**PROVIDED RECORDS:**

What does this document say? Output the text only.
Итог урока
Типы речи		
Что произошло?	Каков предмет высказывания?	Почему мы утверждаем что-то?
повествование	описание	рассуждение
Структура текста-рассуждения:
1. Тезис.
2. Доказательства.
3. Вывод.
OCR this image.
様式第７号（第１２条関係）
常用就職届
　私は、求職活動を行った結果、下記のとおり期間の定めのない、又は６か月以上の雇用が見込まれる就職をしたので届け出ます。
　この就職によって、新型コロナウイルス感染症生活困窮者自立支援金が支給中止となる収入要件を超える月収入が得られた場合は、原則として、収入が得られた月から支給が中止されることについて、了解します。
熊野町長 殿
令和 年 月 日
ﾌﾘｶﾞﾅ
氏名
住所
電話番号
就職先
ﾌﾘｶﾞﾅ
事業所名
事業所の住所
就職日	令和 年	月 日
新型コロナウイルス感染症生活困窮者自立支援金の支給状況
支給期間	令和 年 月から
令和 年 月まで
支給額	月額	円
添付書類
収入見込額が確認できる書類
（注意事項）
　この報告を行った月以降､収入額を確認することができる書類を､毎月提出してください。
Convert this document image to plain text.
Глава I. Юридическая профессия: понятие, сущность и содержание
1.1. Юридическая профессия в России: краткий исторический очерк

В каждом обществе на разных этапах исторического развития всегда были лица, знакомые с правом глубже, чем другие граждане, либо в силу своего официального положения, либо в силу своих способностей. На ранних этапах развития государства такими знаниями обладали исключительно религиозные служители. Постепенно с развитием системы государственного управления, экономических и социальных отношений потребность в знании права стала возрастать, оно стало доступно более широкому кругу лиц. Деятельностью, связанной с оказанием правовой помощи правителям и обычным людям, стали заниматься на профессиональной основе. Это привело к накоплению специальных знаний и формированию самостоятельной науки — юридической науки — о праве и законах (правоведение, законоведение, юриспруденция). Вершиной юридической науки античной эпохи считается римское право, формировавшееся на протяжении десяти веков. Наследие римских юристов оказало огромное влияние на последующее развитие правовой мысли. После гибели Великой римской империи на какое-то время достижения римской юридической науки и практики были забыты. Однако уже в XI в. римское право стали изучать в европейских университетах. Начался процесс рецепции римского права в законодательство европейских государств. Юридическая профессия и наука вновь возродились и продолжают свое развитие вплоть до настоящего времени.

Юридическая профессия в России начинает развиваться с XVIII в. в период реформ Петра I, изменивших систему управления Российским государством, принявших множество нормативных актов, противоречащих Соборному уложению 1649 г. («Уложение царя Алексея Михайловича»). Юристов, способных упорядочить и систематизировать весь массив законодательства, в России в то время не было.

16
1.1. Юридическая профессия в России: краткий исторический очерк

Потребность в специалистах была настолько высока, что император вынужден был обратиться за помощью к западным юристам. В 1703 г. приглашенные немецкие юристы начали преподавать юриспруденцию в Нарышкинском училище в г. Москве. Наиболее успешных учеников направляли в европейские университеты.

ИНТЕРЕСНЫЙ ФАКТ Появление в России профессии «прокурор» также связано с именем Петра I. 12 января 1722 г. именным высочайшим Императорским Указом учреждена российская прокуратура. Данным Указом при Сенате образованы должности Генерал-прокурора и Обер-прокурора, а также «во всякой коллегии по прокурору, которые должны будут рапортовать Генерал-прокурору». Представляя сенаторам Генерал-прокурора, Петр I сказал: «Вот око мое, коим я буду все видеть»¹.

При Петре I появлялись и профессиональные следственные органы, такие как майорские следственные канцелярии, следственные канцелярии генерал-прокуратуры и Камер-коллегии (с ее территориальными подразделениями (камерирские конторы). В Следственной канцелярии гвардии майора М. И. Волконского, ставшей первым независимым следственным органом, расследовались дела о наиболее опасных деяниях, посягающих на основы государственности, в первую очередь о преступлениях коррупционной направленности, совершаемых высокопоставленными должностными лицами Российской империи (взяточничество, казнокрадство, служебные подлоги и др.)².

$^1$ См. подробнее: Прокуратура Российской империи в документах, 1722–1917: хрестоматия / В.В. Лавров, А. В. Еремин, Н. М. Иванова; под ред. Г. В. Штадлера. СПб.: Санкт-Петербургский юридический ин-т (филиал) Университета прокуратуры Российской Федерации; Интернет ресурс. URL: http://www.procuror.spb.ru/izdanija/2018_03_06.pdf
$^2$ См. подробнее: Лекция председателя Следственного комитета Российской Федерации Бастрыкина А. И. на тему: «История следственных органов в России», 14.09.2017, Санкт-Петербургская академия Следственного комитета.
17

**TASK REQUIREMENTS:**
Show all lines from the data above in which the word "this" appears.

**THE COMPLETED TASK:**
What does this document say? Output the text only.
OCR this image.
Convert this document image to plain text.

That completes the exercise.